PROBLEM
Count how many lines have the word "Nicholas" in them. Reply with that number by itself.

SOURCE DATA
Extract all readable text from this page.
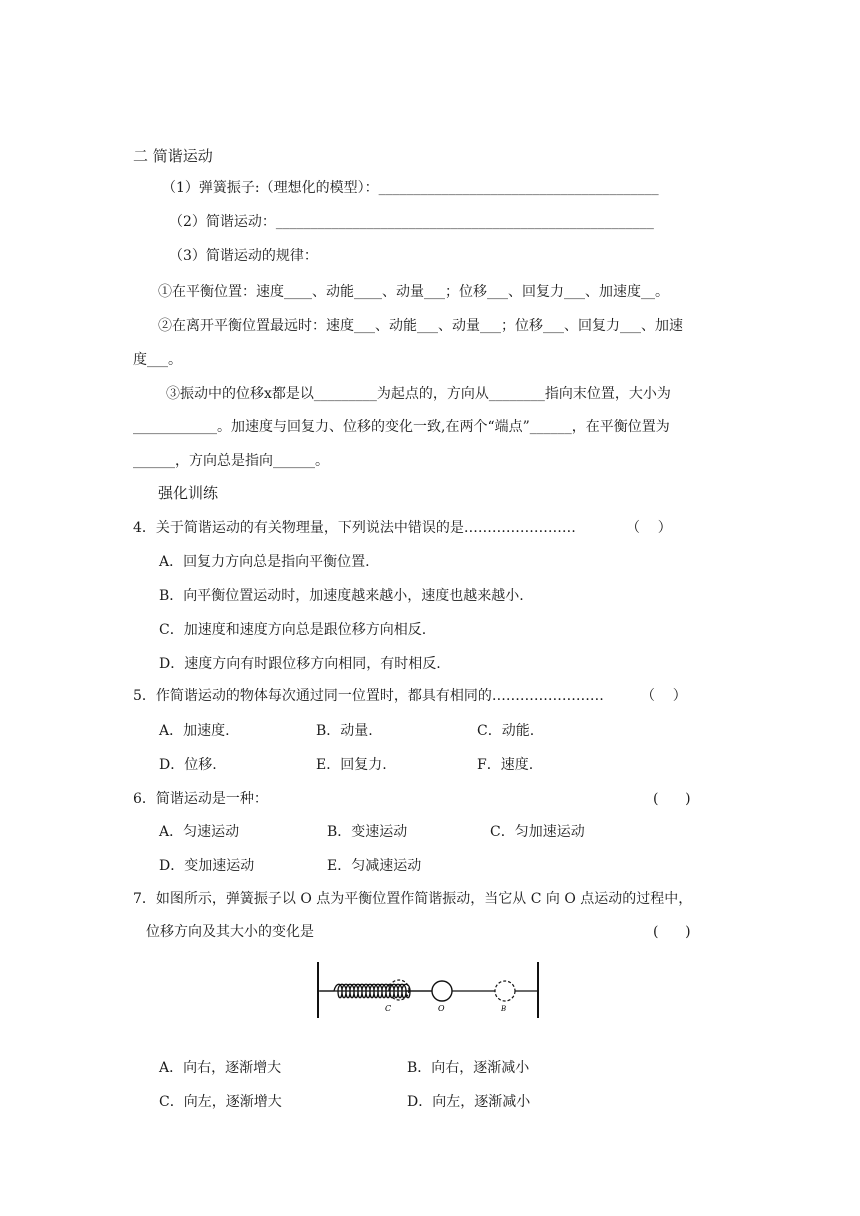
二 简谐运动
（1）弹簧振子:（理想化的模型）：________________________________________
（2）简谐运动：______________________________________________________
（3）简谐运动的规律：
①在平衡位置：速度____、动能____、动量___；位移___、回复力___、加速度__。
②在离开平衡位置最远时：速度___、动能___、动量___；位移___、回复力___、加速
度___。
③振动中的位移x都是以_________为起点的，方向从________指向末位置，大小为
____________。加速度与回复力、位移的变化一致,在两个“端点”______，在平衡位置为
______，方向总是指向______。
强化训练
4．关于简谐运动的有关物理量，下列说法中错误的是……………………	（    ）
A．回复力方向总是指向平衡位置.
B．向平衡位置运动时，加速度越来越小，速度也越来越小.
C．加速度和速度方向总是跟位移方向相反.
D．速度方向有时跟位移方向相同，有时相反.
5．作简谐运动的物体每次通过同一位置时，都具有相同的……………………	（    ）
A．加速度.	B．动量.	C．动能.
D．位移.	E．回复力.	F．速度.
6．简谐运动是一种：	(      )
A．匀速运动	B．变速运动	C．匀加速运动
D．变加速运动	E．匀减速运动
7．如图所示，弹簧振子以 O 点为平衡位置作简谐振动，当它从 C 向 O 点运动的过程中，
位移方向及其大小的变化是	(      )
C	O	B
A．向右，逐渐增大	B．向右，逐渐减小
C．向左，逐渐增大	D．向左，逐渐减小
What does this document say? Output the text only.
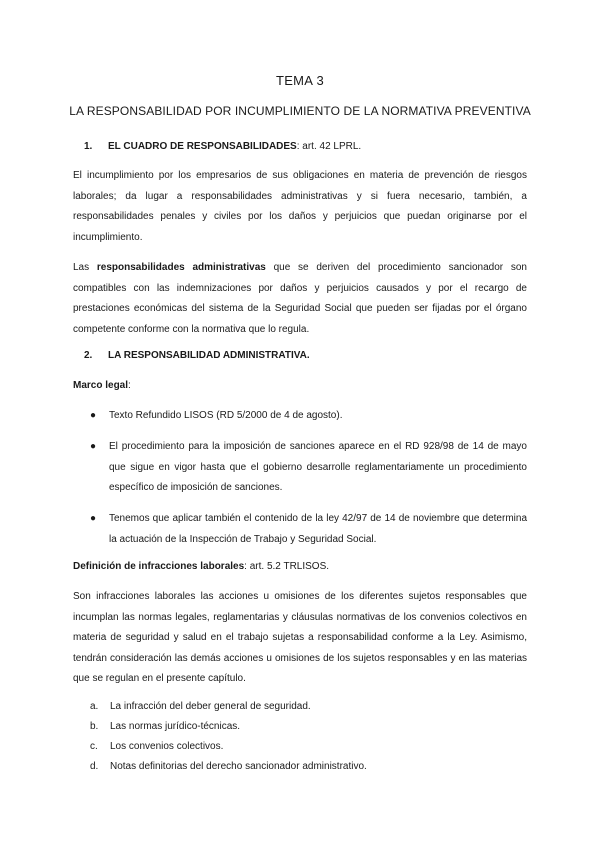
TEMA 3
LA RESPONSABILIDAD POR INCUMPLIMIENTO DE LA NORMATIVA PREVENTIVA
1. EL CUADRO DE RESPONSABILIDADES: art. 42 LPRL.

El incumplimiento por los empresarios de sus obligaciones en materia de prevención de riesgos laborales; da lugar a responsabilidades administrativas y si fuera necesario, también, a responsabilidades penales y civiles por los daños y perjuicios que puedan originarse por el incumplimiento.

Las responsabilidades administrativas que se deriven del procedimiento sancionador son compatibles con las indemnizaciones por daños y perjuicios causados y por el recargo de prestaciones económicas del sistema de la Seguridad Social que pueden ser fijadas por el órgano competente conforme con la normativa que lo regula.

2. LA RESPONSABILIDAD ADMINISTRATIVA.

Marco legal:

● Texto Refundido LISOS (RD 5/2000 de 4 de agosto).
● El procedimiento para la imposición de sanciones aparece en el RD 928/98 de 14 de mayo que sigue en vigor hasta que el gobierno desarrolle reglamentariamente un procedimiento específico de imposición de sanciones.
● Tenemos que aplicar también el contenido de la ley 42/97 de 14 de noviembre que determina la actuación de la Inspección de Trabajo y Seguridad Social.

Definición de infracciones laborales: art. 5.2 TRLISOS.

Son infracciones laborales las acciones u omisiones de los diferentes sujetos responsables que incumplan las normas legales, reglamentarias y cláusulas normativas de los convenios colectivos en materia de seguridad y salud en el trabajo sujetas a responsabilidad conforme a la Ley. Asimismo, tendrán consideración las demás acciones u omisiones de los sujetos responsables y en las materias que se regulan en el presente capítulo.

a. La infracción del deber general de seguridad.
b. Las normas jurídico-técnicas.
c. Los convenios colectivos.
d. Notas definitorias del derecho sancionador administrativo.
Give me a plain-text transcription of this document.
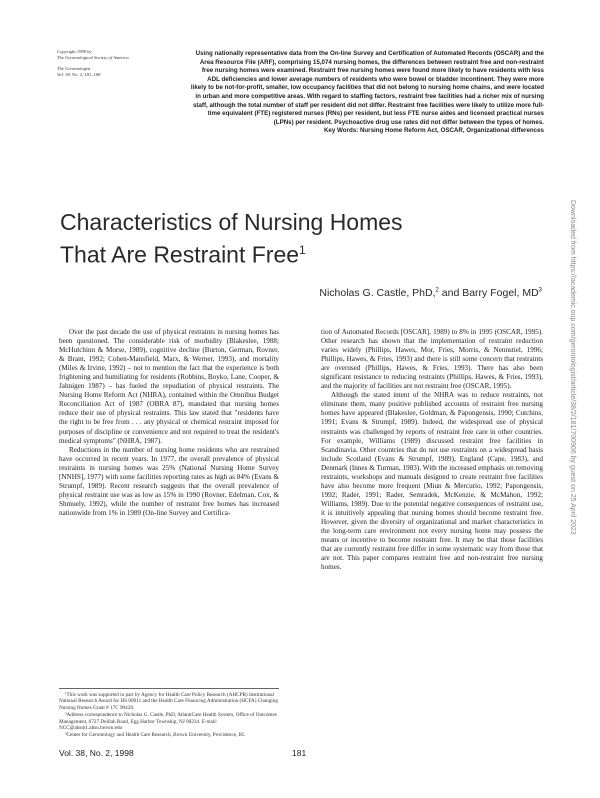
Copyright 1998 by
The Gerontological Society of America
The Gerontologist
Vol. 38, No. 2, 181–188

Using nationally representative data from the On-line Survey and Certification of Automated Records (OSCAR) and the Area Resource File (ARF), comprising 15,074 nursing homes, the differences between restraint free and non-restraint free nursing homes were examined. Restraint free nursing homes were found more likely to have residents with less ADL deficiencies and lower average numbers of residents who were bowel or bladder incontinent. They were more likely to be not-for-profit, smaller, low occupancy facilities that did not belong to nursing home chains, and were located in urban and more competitive areas. With regard to staffing factors, restraint free facilities had a richer mix of nursing staff, although the total number of staff per resident did not differ. Restraint free facilities were likely to utilize more full-time equivalent (FTE) registered nurses (RNs) per resident, but less FTE nurse aides and licensed practical nurses (LPNs) per resident. Psychoactive drug use rates did not differ between the types of homes.

Key Words: Nursing Home Reform Act, OSCAR, Organizational differences

Characteristics of Nursing Homes
That Are Restraint Free$^1$
Nicholas G. Castle, PhD,$^2$ and Barry Fogel, $MD^3$

Over the past decade the use of physical restraints in nursing homes has been questioned. The considerable risk of morbidity (Blakeslee, 1988; McHutchinn & Morse, 1989), cognitive decline (Burton, German, Rovner, & Brant, 1992; Cohen-Mansfield, Marx, & Werner, 1993), and mortality (Miles & Irvine, 1992) – not to mention the fact that the experience is both frightening and humiliating for residents (Robbins, Boyko, Lane, Cooper, & Jahnigen 1987) – has fueled the repudiation of physical restraints. The Nursing Home Reform Act (NHRA), contained within the Omnibus Budget Reconciliation Act of 1987 (OBRA 87), mandated that nursing homes reduce their use of physical restraints. This law stated that "residents have the right to be free from . . . any physical or chemical restraint imposed for purposes of discipline or convenience and not required to treat the resident's medical symptoms" (NHRA, 1987).

Reductions in the number of nursing home residents who are restrained have occurred in recent years. In 1977, the overall prevalence of physical restraints in nursing homes was 25% (National Nursing Home Survey [NNHS], 1977) with some facilities reporting rates as high as 84% (Evans & Strumpf, 1989). Recent research suggests that the overall prevalence of physical restraint use was as low as 15% in 1990 (Rovner, Edelman, Cox, & Shmuely, 1992), while the number of restraint free homes has increased nationwide from 1% in 1989 (On-line Survey and Certifica-

tion of Automated Records [OSCAR], 1989) to 8% in 1995 (OSCAR, 1995). Other research has shown that the implementation of restraint reduction varies widely (Phillips, Hawes, Mor, Fries, Morris, & Nennstiel, 1996; Phillips, Hawes, & Fries, 1993) and there is still some concern that restraints are overused (Phillips, Hawes, & Fries, 1993). There has also been significant resistance to reducing restraints (Phillips, Hawes, & Fries, 1993), and the majority of facilities are not restraint free (OSCAR, 1995).

Although the stated intent of the NHRA was to reduce restraints, not eliminate them, many positive published accounts of restraint free nursing homes have appeared (Blakeslee, Goldman, & Papongensis, 1990; Cutchins, 1991; Evans & Strumpf, 1989). Indeed, the widespread use of physical restraints was challenged by reports of restraint free care in other countries. For example, Williams (1989) discussed restraint free facilities in Scandinavia. Other countries that do not use restraints on a widespread basis include Scotland (Evans & Strumpf, 1989), England (Cape, 1983), and Denmark (Innes & Turman, 1983). With the increased emphasis on removing restraints, workshops and manuals designed to create restraint free facilities have also become more frequent (Miun & Mercurio, 1992; Papongensis, 1992; Rader, 1991; Rader, Semradek, McKenzie, & McMahon, 1992; Williams, 1989). Due to the potential negative consequences of restraint use, it is intuitively appealing that nursing homes should become restraint free. However, given the diversity of organizational and market characteristics in the long-term care environment not every nursing home may possess the means or incentive to become restraint free. It may be that those facilities that are currently restraint free differ in some systematic way from those that are not. This paper compares restraint free and non-restraint free nursing homes.

¹This work was supported in part by Agency for Health Care Policy Research (AHCPR) Institutional National Research Award for HS 00011 and the Health Care Financing Administration (HCFA) Changing Nursing Homes Grant # 17C 90428.

²Address correspondence to Nicholas G. Castle, PhD, AtlantiCare Health System, Office of Outcomes Management, 6727 Delilah Road, Egg Harbor Township, NJ 08234. E-mail: NCC@ahsm1.ahsn.brown.edu

³Center for Gerontology and Health Care Research, Brown University, Providence, RI.

Vol. 38, No. 2, 1998	181
Downloaded from https://academic.oup.com/gerontologist/article/38/2/181/700906 by guest on 25 April 2023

OUTPUT FOR THIS TASK
2